* What is being asked: Where a line of the material contains the string "видам", copy that line.

* Dataset records:
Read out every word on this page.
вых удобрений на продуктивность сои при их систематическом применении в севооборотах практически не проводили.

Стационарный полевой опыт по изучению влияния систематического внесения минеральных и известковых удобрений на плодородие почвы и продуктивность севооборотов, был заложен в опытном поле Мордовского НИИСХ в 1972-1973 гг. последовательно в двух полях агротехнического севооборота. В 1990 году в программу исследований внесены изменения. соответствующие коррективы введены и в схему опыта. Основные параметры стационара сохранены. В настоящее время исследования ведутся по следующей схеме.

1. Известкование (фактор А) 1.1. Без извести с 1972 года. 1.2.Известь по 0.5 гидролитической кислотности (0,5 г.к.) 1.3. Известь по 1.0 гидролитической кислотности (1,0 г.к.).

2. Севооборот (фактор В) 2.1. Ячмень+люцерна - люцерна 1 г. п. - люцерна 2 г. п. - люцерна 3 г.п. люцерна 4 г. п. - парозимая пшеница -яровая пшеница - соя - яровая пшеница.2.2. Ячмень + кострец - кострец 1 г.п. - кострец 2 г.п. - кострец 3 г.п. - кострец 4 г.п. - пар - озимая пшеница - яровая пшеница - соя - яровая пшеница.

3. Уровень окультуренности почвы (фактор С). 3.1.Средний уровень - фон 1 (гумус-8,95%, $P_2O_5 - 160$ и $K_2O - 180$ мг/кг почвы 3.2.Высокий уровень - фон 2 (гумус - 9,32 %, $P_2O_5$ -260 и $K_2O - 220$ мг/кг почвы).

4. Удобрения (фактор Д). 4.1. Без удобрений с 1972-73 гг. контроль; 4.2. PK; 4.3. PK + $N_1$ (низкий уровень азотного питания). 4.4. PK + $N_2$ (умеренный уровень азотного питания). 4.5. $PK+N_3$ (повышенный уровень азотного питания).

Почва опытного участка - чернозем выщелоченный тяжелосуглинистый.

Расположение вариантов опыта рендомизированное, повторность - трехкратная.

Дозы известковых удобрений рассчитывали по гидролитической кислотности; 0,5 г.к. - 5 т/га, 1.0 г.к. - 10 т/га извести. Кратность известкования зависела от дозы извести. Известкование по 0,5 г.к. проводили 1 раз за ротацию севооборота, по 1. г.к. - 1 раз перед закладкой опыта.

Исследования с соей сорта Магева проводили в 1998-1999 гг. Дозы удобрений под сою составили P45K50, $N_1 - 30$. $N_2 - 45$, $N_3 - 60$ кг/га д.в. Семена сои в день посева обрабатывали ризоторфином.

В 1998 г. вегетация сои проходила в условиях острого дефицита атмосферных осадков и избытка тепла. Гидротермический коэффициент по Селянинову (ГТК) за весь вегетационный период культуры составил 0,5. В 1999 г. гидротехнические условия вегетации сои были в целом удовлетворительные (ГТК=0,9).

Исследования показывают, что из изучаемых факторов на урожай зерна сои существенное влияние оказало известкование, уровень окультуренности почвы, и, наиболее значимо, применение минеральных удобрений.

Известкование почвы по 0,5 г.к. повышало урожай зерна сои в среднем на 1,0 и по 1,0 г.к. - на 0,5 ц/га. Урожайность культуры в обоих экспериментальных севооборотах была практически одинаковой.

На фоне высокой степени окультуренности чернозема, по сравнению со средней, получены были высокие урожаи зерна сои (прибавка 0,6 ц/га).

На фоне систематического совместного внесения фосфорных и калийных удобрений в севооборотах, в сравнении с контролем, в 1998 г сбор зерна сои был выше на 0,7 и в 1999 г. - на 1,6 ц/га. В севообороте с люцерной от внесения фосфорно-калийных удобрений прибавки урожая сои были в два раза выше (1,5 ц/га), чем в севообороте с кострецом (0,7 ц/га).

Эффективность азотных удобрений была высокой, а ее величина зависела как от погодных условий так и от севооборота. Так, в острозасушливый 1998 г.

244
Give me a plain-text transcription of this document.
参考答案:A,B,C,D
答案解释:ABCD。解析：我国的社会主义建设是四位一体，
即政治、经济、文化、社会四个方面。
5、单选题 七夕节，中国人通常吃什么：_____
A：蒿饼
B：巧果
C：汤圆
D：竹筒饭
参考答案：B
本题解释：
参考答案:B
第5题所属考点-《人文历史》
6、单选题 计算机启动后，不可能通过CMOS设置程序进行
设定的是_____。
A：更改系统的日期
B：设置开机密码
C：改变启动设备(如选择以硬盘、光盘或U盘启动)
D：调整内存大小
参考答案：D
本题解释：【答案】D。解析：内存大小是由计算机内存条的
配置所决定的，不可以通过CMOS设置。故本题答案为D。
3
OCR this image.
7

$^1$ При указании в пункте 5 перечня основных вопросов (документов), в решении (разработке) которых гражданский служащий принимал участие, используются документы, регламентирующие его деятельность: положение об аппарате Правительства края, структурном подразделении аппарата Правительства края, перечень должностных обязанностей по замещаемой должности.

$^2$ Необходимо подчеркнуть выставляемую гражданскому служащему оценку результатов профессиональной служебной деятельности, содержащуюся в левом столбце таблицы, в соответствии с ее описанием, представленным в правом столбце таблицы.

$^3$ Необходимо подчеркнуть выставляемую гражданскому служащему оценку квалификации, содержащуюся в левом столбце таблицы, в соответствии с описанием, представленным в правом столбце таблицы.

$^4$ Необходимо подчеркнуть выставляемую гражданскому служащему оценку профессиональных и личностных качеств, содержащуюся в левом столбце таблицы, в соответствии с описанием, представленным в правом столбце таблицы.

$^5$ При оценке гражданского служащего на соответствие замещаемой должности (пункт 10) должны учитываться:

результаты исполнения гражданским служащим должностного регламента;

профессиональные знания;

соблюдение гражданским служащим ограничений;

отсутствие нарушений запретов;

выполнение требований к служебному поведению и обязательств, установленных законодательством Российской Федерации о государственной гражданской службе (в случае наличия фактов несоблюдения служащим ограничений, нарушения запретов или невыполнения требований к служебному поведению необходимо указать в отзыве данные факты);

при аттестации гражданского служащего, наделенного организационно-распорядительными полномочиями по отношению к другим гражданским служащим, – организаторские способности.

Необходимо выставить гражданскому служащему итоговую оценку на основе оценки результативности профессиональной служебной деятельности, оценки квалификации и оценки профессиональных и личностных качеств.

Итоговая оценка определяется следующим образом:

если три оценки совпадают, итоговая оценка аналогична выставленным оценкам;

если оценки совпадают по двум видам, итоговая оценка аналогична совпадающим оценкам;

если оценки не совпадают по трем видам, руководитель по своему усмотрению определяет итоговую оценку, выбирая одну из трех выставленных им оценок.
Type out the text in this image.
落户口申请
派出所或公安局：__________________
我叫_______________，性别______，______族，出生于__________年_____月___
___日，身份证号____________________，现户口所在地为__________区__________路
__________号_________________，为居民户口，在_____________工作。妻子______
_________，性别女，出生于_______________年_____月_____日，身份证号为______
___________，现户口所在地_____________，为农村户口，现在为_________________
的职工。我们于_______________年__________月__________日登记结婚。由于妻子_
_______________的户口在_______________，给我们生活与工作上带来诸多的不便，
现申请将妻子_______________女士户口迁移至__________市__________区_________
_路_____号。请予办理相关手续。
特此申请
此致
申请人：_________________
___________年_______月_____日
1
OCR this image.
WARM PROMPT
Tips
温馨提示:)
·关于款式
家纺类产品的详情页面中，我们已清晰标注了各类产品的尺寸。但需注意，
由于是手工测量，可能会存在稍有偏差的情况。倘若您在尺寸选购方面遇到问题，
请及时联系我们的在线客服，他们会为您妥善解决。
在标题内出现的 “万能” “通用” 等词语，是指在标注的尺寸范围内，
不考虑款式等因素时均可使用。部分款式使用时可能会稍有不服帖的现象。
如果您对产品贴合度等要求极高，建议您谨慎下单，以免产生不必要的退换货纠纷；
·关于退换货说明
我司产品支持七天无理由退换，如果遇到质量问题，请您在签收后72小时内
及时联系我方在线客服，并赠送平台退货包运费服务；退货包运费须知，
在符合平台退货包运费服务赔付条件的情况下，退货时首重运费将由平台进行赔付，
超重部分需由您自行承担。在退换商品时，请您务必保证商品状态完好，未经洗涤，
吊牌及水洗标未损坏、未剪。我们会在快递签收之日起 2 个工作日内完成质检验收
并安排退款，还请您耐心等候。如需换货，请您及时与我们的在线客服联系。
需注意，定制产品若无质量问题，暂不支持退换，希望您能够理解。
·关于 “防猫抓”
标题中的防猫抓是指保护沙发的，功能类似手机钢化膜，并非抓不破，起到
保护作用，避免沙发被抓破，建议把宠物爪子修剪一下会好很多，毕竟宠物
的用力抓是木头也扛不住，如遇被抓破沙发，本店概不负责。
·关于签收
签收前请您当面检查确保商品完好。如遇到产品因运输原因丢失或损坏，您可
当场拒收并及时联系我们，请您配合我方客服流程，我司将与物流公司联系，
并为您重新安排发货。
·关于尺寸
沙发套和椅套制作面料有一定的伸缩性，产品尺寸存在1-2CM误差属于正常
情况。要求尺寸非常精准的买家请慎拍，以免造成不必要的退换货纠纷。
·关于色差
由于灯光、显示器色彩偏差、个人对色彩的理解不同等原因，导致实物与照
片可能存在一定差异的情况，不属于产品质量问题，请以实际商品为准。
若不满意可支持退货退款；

* Answer:
если оценки совпадают по двум видам, итоговая оценка аналогична совпадающим оценкам;
если оценки не совпадают по трем видам, руководитель по своему усмотрению определяет итоговую оценку, выбирая одну из трех выставленных им оценок.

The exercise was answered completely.